Keep only the lines that hold the string "Цвет", filtering out the rest of the entries below.

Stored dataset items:
>> START

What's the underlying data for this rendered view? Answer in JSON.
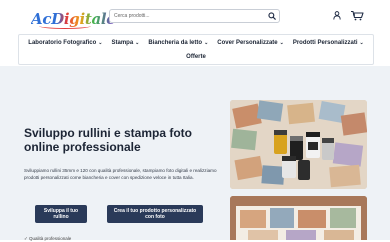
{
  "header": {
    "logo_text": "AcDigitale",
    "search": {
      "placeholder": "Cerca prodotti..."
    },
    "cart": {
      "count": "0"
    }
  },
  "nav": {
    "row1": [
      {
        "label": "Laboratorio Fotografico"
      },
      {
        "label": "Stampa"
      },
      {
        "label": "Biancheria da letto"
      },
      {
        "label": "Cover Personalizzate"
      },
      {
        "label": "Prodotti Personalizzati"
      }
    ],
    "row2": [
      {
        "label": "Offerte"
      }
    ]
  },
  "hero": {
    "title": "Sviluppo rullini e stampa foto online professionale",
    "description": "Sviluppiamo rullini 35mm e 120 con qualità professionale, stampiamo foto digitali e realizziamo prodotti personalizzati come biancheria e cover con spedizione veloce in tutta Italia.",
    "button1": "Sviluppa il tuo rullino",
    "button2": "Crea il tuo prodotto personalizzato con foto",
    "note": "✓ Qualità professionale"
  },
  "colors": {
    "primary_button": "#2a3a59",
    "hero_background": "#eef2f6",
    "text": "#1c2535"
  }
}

>> END
>> START

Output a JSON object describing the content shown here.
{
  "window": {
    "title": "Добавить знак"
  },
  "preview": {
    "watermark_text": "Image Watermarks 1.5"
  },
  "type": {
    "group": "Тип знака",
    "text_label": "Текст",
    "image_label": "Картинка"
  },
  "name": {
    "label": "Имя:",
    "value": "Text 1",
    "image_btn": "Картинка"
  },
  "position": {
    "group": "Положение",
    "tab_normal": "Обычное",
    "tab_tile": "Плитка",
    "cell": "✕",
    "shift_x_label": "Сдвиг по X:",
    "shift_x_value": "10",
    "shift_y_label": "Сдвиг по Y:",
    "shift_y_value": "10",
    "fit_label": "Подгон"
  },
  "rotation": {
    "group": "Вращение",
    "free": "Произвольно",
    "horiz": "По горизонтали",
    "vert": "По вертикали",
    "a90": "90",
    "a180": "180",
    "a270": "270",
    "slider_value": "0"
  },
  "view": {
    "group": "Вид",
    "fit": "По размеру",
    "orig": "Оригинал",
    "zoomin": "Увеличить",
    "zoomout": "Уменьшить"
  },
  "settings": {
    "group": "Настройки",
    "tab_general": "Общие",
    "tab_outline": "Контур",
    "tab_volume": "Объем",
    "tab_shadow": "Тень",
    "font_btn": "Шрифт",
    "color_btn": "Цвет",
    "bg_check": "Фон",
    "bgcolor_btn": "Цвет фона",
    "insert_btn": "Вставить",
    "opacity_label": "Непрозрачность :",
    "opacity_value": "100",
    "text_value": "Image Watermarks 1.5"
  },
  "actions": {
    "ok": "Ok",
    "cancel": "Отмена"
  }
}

>> END
>> START

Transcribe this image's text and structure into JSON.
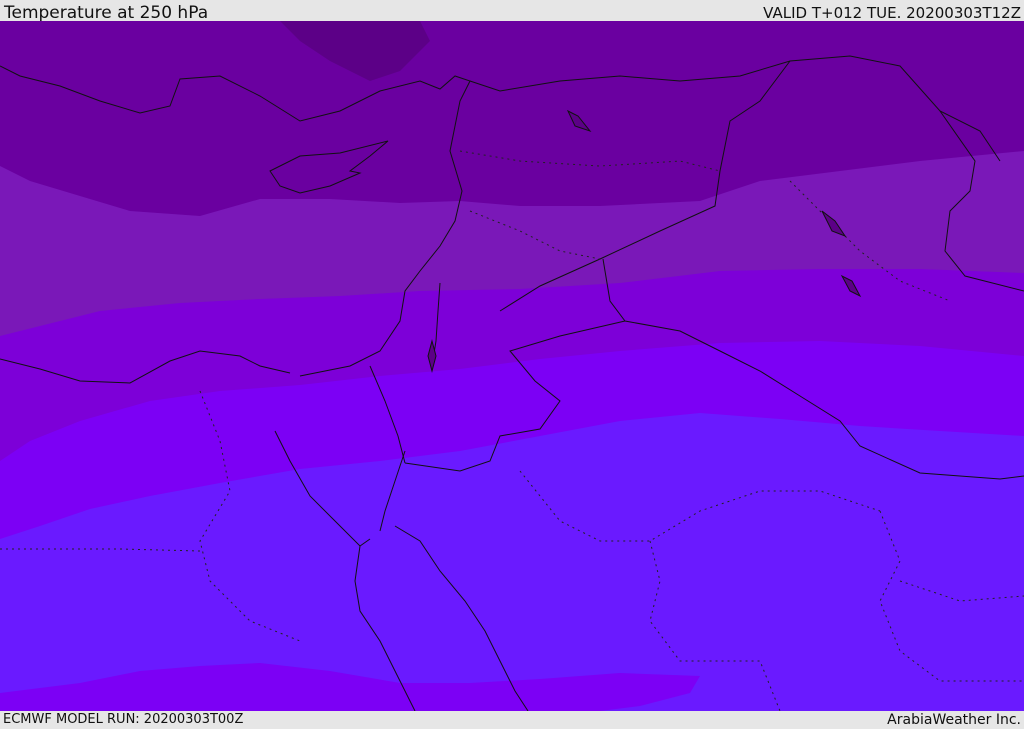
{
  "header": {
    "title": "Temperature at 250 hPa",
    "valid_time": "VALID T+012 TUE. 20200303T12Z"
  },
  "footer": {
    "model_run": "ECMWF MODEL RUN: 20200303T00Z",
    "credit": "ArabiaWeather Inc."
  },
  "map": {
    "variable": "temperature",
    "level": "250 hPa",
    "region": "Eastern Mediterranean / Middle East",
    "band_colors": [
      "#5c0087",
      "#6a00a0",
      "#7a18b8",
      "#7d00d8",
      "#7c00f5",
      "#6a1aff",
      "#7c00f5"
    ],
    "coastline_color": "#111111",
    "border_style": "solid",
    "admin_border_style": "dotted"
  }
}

>> END

Answer to the problem:
    "color_btn": "Цвет",
    "bgcolor_btn": "Цвет фона",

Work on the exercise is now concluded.